§ DATA SECTION
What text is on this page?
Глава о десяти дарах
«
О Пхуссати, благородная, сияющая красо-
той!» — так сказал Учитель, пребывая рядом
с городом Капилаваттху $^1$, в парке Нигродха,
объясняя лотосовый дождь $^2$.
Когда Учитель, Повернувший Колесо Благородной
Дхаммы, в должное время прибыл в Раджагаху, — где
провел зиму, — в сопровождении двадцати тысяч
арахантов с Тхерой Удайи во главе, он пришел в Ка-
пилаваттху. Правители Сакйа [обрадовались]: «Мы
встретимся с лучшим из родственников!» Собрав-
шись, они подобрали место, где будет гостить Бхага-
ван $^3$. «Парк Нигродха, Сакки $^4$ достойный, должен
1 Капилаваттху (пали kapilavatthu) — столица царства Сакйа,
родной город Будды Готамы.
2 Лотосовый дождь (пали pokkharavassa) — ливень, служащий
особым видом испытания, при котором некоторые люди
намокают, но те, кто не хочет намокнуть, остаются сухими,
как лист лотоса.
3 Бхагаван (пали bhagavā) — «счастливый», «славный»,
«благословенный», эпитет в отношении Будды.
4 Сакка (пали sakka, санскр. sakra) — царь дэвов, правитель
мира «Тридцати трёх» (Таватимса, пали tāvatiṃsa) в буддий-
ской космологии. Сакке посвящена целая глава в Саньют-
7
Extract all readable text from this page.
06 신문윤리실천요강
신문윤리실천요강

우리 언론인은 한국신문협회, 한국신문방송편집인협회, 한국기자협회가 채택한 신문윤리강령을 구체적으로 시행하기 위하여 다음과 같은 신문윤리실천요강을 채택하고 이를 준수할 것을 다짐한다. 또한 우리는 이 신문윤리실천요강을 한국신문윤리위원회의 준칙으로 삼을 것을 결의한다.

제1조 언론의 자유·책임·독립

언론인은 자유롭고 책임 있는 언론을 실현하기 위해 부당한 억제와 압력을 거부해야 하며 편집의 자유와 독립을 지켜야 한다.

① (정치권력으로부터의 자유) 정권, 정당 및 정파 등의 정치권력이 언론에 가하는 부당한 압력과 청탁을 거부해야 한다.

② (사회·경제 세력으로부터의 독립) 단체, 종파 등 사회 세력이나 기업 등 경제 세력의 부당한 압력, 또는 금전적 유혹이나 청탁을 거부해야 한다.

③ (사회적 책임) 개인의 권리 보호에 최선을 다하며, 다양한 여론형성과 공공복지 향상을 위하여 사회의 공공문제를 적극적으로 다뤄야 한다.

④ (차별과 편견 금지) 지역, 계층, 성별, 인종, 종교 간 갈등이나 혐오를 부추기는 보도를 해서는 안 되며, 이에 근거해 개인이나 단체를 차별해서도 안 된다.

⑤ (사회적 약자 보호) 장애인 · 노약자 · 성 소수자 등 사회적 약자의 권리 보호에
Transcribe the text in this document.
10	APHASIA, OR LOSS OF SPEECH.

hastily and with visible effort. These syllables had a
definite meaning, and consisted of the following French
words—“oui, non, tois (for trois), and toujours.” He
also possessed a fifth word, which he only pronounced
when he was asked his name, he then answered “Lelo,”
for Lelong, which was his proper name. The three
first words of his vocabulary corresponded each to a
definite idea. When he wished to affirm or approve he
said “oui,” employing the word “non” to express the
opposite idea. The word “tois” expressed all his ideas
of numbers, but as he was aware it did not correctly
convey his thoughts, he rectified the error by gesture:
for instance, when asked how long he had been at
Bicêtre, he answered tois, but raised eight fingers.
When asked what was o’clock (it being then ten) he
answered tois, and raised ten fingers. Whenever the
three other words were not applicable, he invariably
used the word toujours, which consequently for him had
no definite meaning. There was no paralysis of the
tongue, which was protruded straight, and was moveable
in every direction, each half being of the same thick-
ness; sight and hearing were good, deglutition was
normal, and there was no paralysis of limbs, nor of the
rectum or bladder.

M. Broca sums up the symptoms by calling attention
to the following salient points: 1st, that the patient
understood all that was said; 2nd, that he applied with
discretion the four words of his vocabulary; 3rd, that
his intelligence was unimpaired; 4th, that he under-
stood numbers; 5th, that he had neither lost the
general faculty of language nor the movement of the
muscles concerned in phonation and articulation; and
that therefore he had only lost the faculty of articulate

§ SHORT PROBLEM
Transcribe all the entries, keeping each one exactly as it is.

§ OUTPUT FOR THIS TASK
What text is on this page?
Глава о десяти дарах
«
О Пхуссати, благородная, сияющая красо-
той!» — так сказал Учитель, пребывая рядом
с городом Капилаваттху $^1$, в парке Нигродха,
объясняя лотосовый дождь $^2$.
Когда Учитель, Повернувший Колесо Благородной
Дхаммы, в должное время прибыл в Раджагаху, — где
провел зиму, — в сопровождении двадцати тысяч
арахантов с Тхерой Удайи во главе, он пришел в Ка-
пилаваттху. Правители Сакйа [обрадовались]: «Мы
встретимся с лучшим из родственников!» Собрав-
шись, они подобрали место, где будет гостить Бхага-
ван $^3$. «Парк Нигродха, Сакки $^4$ достойный, должен
1 Капилаваттху (пали kapilavatthu) — столица царства Сакйа,
родной город Будды Готамы.
2 Лотосовый дождь (пали pokkharavassa) — ливень, служащий
особым видом испытания, при котором некоторые люди
намокают, но те, кто не хочет намокнуть, остаются сухими,
как лист лотоса.
3 Бхагаван (пали bhagavā) — «счастливый», «славный»,
«благословенный», эпитет в отношении Будды.
4 Сакка (пали sakka, санскр. sakra) — царь дэвов, правитель
мира «Тридцати трёх» (Таватимса, пали tāvatiṃsa) в буддий-
ской космологии. Сакке посвящена целая глава в Саньют-
7
Extract all readable text from this page.
06 신문윤리실천요강
신문윤리실천요강

우리 언론인은 한국신문협회, 한국신문방송편집인협회, 한국기자협회가 채택한 신문윤리강령을 구체적으로 시행하기 위하여 다음과 같은 신문윤리실천요강을 채택하고 이를 준수할 것을 다짐한다. 또한 우리는 이 신문윤리실천요강을 한국신문윤리위원회의 준칙으로 삼을 것을 결의한다.

제1조 언론의 자유·책임·독립

언론인은 자유롭고 책임 있는 언론을 실현하기 위해 부당한 억제와 압력을 거부해야 하며 편집의 자유와 독립을 지켜야 한다.

① (정치권력으로부터의 자유) 정권, 정당 및 정파 등의 정치권력이 언론에 가하는 부당한 압력과 청탁을 거부해야 한다.

② (사회·경제 세력으로부터의 독립) 단체, 종파 등 사회 세력이나 기업 등 경제 세력의 부당한 압력, 또는 금전적 유혹이나 청탁을 거부해야 한다.

③ (사회적 책임) 개인의 권리 보호에 최선을 다하며, 다양한 여론형성과 공공복지 향상을 위하여 사회의 공공문제를 적극적으로 다뤄야 한다.

④ (차별과 편견 금지) 지역, 계층, 성별, 인종, 종교 간 갈등이나 혐오를 부추기는 보도를 해서는 안 되며, 이에 근거해 개인이나 단체를 차별해서도 안 된다.

⑤ (사회적 약자 보호) 장애인 · 노약자 · 성 소수자 등 사회적 약자의 권리 보호에
Transcribe the text in this document.
10	APHASIA, OR LOSS OF SPEECH.

hastily and with visible effort. These syllables had a
definite meaning, and consisted of the following French
words—“oui, non, tois (for trois), and toujours.” He
also possessed a fifth word, which he only pronounced
when he was asked his name, he then answered “Lelo,”
for Lelong, which was his proper name. The three
first words of his vocabulary corresponded each to a
definite idea. When he wished to affirm or approve he
said “oui,” employing the word “non” to express the
opposite idea. The word “tois” expressed all his ideas
of numbers, but as he was aware it did not correctly
convey his thoughts, he rectified the error by gesture:
for instance, when asked how long he had been at
Bicêtre, he answered tois, but raised eight fingers.
When asked what was o’clock (it being then ten) he
answered tois, and raised ten fingers. Whenever the
three other words were not applicable, he invariably
used the word toujours, which consequently for him had
no definite meaning. There was no paralysis of the
tongue, which was protruded straight, and was moveable
in every direction, each half being of the same thick-
ness; sight and hearing were good, deglutition was
normal, and there was no paralysis of limbs, nor of the
rectum or bladder.

M. Broca sums up the symptoms by calling attention
to the following salient points: 1st, that the patient
understood all that was said; 2nd, that he applied with
discretion the four words of his vocabulary; 3rd, that
his intelligence was unimpaired; 4th, that he under-
stood numbers; 5th, that he had neither lost the
general faculty of language nor the movement of the
muscles concerned in phonation and articulation; and
that therefore he had only lost the faculty of articulate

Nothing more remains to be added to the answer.